§ GIVEN INSTRUCTION
Search the data below for the string "发挥联想与想象". Extract every line that contains it.

Dataset excerpt:
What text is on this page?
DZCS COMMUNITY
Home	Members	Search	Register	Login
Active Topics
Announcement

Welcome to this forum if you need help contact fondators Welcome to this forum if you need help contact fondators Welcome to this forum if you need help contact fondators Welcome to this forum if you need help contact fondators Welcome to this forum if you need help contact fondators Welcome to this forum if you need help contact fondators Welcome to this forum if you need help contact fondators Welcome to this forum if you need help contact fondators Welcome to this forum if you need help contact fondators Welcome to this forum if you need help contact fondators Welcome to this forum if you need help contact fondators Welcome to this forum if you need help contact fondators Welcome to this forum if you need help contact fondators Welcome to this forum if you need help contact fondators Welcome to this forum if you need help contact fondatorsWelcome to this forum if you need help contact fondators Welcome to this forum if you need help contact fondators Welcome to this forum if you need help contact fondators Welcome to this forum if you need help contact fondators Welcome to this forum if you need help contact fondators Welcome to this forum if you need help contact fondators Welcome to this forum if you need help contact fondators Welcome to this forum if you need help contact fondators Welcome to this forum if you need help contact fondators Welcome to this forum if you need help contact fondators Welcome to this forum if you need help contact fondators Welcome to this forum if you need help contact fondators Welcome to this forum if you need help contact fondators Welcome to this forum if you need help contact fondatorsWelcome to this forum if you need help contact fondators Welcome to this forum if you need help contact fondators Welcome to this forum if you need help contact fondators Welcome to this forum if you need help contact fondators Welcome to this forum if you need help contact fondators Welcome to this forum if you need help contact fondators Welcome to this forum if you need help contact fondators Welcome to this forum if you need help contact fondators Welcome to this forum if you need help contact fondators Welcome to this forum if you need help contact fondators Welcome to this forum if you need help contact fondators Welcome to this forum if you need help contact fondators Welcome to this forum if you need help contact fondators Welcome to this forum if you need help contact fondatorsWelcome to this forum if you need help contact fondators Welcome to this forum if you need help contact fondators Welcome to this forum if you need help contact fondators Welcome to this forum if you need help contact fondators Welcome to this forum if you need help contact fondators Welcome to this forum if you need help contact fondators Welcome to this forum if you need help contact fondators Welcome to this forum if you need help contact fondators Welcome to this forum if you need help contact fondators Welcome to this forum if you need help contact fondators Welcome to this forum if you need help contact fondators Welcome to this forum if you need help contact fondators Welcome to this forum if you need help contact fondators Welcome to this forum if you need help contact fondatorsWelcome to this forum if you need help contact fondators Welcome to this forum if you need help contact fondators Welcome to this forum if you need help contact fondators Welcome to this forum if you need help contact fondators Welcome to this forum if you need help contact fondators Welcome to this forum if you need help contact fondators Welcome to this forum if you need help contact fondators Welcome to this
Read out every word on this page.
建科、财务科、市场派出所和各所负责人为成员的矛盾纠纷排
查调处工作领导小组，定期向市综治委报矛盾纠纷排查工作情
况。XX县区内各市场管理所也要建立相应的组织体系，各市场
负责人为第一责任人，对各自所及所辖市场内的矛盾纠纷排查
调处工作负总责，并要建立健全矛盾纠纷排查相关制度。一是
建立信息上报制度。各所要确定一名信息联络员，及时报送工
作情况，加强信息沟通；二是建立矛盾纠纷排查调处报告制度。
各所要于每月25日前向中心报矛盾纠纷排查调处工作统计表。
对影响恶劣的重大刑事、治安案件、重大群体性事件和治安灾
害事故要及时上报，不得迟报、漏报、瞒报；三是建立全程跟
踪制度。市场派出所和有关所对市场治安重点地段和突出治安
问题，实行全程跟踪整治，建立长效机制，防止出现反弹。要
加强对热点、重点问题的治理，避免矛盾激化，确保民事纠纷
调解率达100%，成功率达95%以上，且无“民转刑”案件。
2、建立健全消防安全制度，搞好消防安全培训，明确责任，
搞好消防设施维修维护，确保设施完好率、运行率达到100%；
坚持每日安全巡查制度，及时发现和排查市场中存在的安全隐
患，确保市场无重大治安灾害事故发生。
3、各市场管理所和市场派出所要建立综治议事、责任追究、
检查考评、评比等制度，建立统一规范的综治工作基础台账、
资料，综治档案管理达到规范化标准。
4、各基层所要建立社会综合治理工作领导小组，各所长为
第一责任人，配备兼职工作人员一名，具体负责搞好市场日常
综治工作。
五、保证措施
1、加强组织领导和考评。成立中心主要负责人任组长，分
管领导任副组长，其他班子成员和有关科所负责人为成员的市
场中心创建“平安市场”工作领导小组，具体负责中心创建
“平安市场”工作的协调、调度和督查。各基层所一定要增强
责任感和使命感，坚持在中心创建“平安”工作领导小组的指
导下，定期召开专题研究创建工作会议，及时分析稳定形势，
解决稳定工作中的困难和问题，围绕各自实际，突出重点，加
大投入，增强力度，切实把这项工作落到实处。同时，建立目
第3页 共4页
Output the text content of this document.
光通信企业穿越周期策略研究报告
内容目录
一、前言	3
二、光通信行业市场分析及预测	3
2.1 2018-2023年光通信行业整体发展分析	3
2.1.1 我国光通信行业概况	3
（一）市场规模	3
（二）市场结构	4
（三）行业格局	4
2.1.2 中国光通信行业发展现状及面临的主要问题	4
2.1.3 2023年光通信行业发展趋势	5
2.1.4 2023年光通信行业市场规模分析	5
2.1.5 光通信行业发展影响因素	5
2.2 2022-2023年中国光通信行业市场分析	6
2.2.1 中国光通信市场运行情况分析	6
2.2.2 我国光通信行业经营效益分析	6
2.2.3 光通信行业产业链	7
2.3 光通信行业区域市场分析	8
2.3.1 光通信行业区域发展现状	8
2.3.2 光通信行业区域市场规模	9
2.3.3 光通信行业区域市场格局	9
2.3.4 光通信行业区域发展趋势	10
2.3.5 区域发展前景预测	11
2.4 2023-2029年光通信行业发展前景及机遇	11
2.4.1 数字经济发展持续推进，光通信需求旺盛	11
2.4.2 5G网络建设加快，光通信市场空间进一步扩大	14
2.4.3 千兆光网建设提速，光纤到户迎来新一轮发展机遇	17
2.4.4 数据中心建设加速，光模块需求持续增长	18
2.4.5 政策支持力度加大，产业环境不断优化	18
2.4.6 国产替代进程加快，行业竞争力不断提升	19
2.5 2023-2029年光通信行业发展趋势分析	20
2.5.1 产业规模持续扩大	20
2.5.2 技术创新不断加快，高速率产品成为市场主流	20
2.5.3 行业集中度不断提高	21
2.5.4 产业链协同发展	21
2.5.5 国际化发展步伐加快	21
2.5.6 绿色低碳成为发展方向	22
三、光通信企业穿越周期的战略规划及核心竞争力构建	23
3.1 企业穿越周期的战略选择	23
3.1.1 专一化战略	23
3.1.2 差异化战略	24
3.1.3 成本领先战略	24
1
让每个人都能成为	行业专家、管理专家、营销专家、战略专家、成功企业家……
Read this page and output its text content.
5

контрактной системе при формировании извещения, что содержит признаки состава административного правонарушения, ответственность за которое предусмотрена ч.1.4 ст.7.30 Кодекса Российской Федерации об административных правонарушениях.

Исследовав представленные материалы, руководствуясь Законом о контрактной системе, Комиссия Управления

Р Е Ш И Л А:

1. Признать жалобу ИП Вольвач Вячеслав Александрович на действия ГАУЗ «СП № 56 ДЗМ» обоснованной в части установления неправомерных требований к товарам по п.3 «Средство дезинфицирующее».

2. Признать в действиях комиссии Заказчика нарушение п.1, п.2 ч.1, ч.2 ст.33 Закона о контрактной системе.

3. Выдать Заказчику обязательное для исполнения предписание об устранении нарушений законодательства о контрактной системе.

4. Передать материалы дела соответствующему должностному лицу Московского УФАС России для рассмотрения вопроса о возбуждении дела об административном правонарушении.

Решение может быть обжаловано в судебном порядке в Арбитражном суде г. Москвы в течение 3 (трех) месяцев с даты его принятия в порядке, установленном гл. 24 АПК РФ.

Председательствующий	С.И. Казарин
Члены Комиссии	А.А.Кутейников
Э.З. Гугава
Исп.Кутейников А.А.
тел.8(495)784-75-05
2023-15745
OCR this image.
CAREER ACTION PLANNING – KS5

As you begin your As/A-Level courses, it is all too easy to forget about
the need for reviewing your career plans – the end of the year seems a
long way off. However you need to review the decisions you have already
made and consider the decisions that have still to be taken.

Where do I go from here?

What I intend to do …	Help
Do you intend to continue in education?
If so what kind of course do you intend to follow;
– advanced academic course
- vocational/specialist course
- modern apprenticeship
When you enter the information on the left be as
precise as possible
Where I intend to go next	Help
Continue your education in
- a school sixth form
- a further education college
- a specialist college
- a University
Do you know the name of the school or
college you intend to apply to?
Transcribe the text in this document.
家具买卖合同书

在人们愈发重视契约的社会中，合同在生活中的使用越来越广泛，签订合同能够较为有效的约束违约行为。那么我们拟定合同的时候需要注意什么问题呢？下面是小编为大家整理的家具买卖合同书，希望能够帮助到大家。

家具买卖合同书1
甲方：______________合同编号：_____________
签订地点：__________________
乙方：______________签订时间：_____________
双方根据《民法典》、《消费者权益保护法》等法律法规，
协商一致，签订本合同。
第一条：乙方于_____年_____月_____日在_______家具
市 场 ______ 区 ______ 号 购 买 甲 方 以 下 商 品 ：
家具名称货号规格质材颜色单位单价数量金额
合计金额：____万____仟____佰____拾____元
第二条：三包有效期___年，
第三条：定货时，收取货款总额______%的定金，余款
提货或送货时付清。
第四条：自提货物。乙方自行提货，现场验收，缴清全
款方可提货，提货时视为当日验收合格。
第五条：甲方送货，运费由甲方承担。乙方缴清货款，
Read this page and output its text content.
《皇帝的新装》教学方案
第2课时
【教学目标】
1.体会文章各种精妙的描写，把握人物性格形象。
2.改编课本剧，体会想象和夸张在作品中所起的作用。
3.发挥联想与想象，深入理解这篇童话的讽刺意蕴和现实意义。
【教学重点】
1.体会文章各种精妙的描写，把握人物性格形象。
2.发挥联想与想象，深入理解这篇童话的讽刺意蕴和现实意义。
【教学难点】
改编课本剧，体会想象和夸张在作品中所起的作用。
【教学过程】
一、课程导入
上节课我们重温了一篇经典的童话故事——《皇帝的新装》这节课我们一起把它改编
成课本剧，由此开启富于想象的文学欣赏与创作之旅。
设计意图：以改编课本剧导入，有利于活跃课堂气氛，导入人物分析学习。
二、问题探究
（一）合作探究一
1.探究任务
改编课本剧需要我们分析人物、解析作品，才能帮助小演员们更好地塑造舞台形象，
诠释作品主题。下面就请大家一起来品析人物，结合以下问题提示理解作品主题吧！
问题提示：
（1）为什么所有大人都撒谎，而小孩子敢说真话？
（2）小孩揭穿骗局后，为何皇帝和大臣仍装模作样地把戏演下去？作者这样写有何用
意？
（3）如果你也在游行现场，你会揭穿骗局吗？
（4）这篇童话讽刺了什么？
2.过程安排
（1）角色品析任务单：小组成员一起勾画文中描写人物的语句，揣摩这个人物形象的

§ CORRECT RESULT
3.发挥联想与想象，深入理解这篇童话的讽刺意蕴和现实意义。
2.发挥联想与想象，深入理解这篇童话的讽刺意蕴和现实意义。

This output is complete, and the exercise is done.